(Dataset records)
————————

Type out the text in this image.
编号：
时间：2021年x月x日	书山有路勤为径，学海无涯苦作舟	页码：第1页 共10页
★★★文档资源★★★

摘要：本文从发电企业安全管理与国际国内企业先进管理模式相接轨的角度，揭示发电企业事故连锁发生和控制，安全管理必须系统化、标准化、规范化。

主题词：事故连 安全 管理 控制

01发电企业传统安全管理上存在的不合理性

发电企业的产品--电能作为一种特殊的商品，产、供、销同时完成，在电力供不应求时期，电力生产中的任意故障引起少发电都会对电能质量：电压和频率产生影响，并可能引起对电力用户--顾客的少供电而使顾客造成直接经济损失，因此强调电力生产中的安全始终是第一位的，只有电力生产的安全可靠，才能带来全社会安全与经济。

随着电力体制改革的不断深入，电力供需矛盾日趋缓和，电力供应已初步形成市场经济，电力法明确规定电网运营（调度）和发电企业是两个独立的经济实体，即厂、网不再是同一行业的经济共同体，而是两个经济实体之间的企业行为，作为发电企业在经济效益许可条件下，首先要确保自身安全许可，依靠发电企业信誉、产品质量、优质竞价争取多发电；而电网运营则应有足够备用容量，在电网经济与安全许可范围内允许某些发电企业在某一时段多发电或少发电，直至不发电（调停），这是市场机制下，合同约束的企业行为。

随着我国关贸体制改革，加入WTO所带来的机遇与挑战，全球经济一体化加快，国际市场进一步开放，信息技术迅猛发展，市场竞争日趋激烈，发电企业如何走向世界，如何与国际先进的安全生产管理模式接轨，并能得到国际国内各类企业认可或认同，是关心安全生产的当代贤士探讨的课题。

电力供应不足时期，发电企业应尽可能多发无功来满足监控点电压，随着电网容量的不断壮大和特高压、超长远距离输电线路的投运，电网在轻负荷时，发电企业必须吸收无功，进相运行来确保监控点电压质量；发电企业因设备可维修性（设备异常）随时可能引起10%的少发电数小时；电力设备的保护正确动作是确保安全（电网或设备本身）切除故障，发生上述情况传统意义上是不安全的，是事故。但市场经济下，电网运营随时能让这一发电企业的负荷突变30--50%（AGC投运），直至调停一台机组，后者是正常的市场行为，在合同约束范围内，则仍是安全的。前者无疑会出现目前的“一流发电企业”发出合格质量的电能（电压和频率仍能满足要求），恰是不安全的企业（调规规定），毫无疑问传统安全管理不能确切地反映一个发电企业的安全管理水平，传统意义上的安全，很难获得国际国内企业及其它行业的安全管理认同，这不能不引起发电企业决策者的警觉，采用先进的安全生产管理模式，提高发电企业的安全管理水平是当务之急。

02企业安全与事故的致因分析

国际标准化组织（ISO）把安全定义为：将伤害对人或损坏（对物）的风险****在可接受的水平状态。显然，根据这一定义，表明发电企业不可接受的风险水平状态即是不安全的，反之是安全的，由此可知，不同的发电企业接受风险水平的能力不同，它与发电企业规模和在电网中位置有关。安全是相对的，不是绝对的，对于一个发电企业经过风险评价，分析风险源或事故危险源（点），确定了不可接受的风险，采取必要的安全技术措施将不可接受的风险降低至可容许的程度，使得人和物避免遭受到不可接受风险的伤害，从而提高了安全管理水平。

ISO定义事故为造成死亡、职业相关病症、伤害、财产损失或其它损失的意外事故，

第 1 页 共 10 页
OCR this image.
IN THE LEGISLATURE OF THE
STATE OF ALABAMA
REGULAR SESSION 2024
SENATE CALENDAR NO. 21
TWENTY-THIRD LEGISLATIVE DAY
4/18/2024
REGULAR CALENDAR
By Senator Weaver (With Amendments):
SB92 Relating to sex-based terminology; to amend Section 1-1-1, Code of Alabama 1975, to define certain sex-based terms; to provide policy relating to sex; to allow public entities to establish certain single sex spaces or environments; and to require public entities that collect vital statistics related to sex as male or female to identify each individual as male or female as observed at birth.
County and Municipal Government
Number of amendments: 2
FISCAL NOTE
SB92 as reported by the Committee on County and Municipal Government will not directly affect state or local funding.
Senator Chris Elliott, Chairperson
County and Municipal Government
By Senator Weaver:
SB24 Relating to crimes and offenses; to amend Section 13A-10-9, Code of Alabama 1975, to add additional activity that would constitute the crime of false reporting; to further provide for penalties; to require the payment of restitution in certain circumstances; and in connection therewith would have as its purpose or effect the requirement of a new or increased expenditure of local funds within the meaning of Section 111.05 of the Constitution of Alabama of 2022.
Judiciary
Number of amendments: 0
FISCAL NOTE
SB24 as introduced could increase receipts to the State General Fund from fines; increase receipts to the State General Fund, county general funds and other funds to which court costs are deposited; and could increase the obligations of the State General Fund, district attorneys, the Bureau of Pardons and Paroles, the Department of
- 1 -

————————

Your goal: Using the records above, find and show each line with the string "that".

Solution to this task:
SB92 Relating to sex-based terminology; to amend Section 1-1-1, Code of Alabama 1975, to define certain sex-based terms; to provide policy relating to sex; to allow public entities to establish certain single sex spaces or environments; and to require public entities that collect vital statistics related to sex as male or female to identify each individual as male or female as observed at birth.
SB24 Relating to crimes and offenses; to amend Section 13A-10-9, Code of Alabama 1975, to add additional activity that would constitute the crime of false reporting; to further provide for penalties; to require the payment of restitution in certain circumstances; and in connection therewith would have as its purpose or effect the requirement of a new or increased expenditure of local funds within the meaning of Section 111.05 of the Constitution of Alabama of 2022.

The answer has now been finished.